EXERCISE TASK: Report, as a bare number, how many lines of the material below contain the word "JSON".

[Collected data entries]
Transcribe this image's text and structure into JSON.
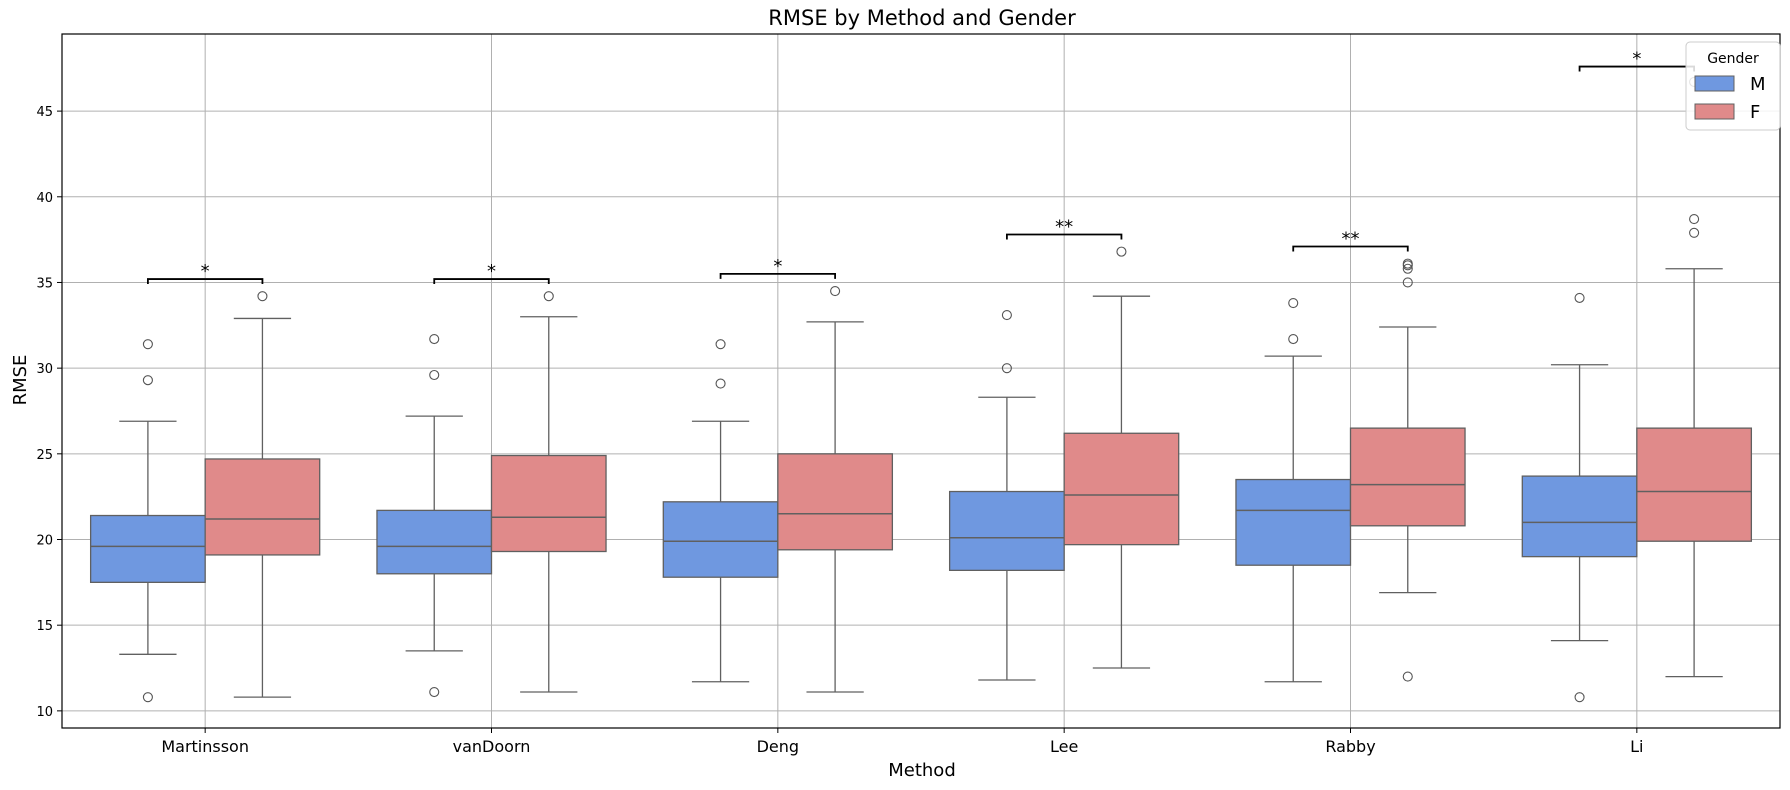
{
  "chart_data": {
    "type": "box",
    "title": "RMSE by Method and Gender",
    "xlabel": "Method",
    "ylabel": "RMSE",
    "ylim": [
      9,
      49.5
    ],
    "yticks": [
      10,
      15,
      20,
      25,
      30,
      35,
      40,
      45
    ],
    "grid": true,
    "legend": {
      "title": "Gender",
      "position": "top-right",
      "entries": [
        "M",
        "F"
      ]
    },
    "colors": {
      "M": "#6f98e0",
      "F": "#e08a8a",
      "whisker": "#606060",
      "axis": "#000000",
      "grid": "#b0b0b0"
    },
    "categories": [
      "Martinsson",
      "vanDoorn",
      "Deng",
      "Lee",
      "Rabby",
      "Li"
    ],
    "series": [
      {
        "name": "M",
        "boxes": [
          {
            "whislo": 13.3,
            "q1": 17.5,
            "med": 19.6,
            "q3": 21.4,
            "whishi": 26.9,
            "fliers": [
              10.8,
              29.3,
              31.4
            ]
          },
          {
            "whislo": 13.5,
            "q1": 18.0,
            "med": 19.6,
            "q3": 21.7,
            "whishi": 27.2,
            "fliers": [
              11.1,
              29.6,
              31.7
            ]
          },
          {
            "whislo": 11.7,
            "q1": 17.8,
            "med": 19.9,
            "q3": 22.2,
            "whishi": 26.9,
            "fliers": [
              29.1,
              31.4
            ]
          },
          {
            "whislo": 11.8,
            "q1": 18.2,
            "med": 20.1,
            "q3": 22.8,
            "whishi": 28.3,
            "fliers": [
              30.0,
              33.1
            ]
          },
          {
            "whislo": 11.7,
            "q1": 18.5,
            "med": 21.7,
            "q3": 23.5,
            "whishi": 30.7,
            "fliers": [
              31.7,
              33.8
            ]
          },
          {
            "whislo": 14.1,
            "q1": 19.0,
            "med": 21.0,
            "q3": 23.7,
            "whishi": 30.2,
            "fliers": [
              10.8,
              34.1
            ]
          }
        ]
      },
      {
        "name": "F",
        "boxes": [
          {
            "whislo": 10.8,
            "q1": 19.1,
            "med": 21.2,
            "q3": 24.7,
            "whishi": 32.9,
            "fliers": [
              34.2
            ]
          },
          {
            "whislo": 11.1,
            "q1": 19.3,
            "med": 21.3,
            "q3": 24.9,
            "whishi": 33.0,
            "fliers": [
              34.2
            ]
          },
          {
            "whislo": 11.1,
            "q1": 19.4,
            "med": 21.5,
            "q3": 25.0,
            "whishi": 32.7,
            "fliers": [
              34.5
            ]
          },
          {
            "whislo": 12.5,
            "q1": 19.7,
            "med": 22.6,
            "q3": 26.2,
            "whishi": 34.2,
            "fliers": [
              36.8
            ]
          },
          {
            "whislo": 16.9,
            "q1": 20.8,
            "med": 23.2,
            "q3": 26.5,
            "whishi": 32.4,
            "fliers": [
              12.0,
              35.0,
              35.8,
              36.0,
              36.1
            ]
          },
          {
            "whislo": 12.0,
            "q1": 19.9,
            "med": 22.8,
            "q3": 26.5,
            "whishi": 35.8,
            "fliers": [
              37.9,
              38.7,
              46.7
            ]
          }
        ]
      }
    ],
    "annotations": [
      {
        "category": "Martinsson",
        "label": "*",
        "y": 35.2
      },
      {
        "category": "vanDoorn",
        "label": "*",
        "y": 35.2
      },
      {
        "category": "Deng",
        "label": "*",
        "y": 35.5
      },
      {
        "category": "Lee",
        "label": "**",
        "y": 37.8
      },
      {
        "category": "Rabby",
        "label": "**",
        "y": 37.1
      },
      {
        "category": "Li",
        "label": "*",
        "y": 47.6
      }
    ]
  }
}
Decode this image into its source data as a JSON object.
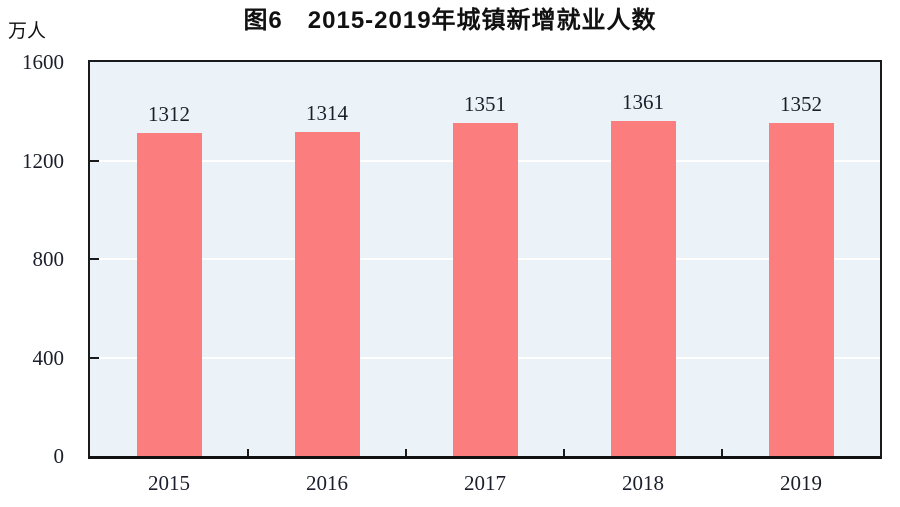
{
  "chart_data": {
    "type": "bar",
    "title": "图6　2015-2019年城镇新增就业人数",
    "unit": "万人",
    "categories": [
      "2015",
      "2016",
      "2017",
      "2018",
      "2019"
    ],
    "values": [
      1312,
      1314,
      1351,
      1361,
      1352
    ],
    "xlabel": "",
    "ylabel": "万人",
    "ylim": [
      0,
      1600
    ],
    "yticks": [
      0,
      400,
      800,
      1200,
      1600
    ],
    "grid": "horizontal-white-lines",
    "legend": "none",
    "colors": {
      "bar_fill": "#fb7d7d",
      "plot_background": "#ebf3f8",
      "gridline": "#ffffff",
      "axis_frame": "#1a1a1a",
      "label_text": "#1c1f2b",
      "title_text": "#111111"
    }
  }
}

RESPONSE FOR THIS EXERCISE: 2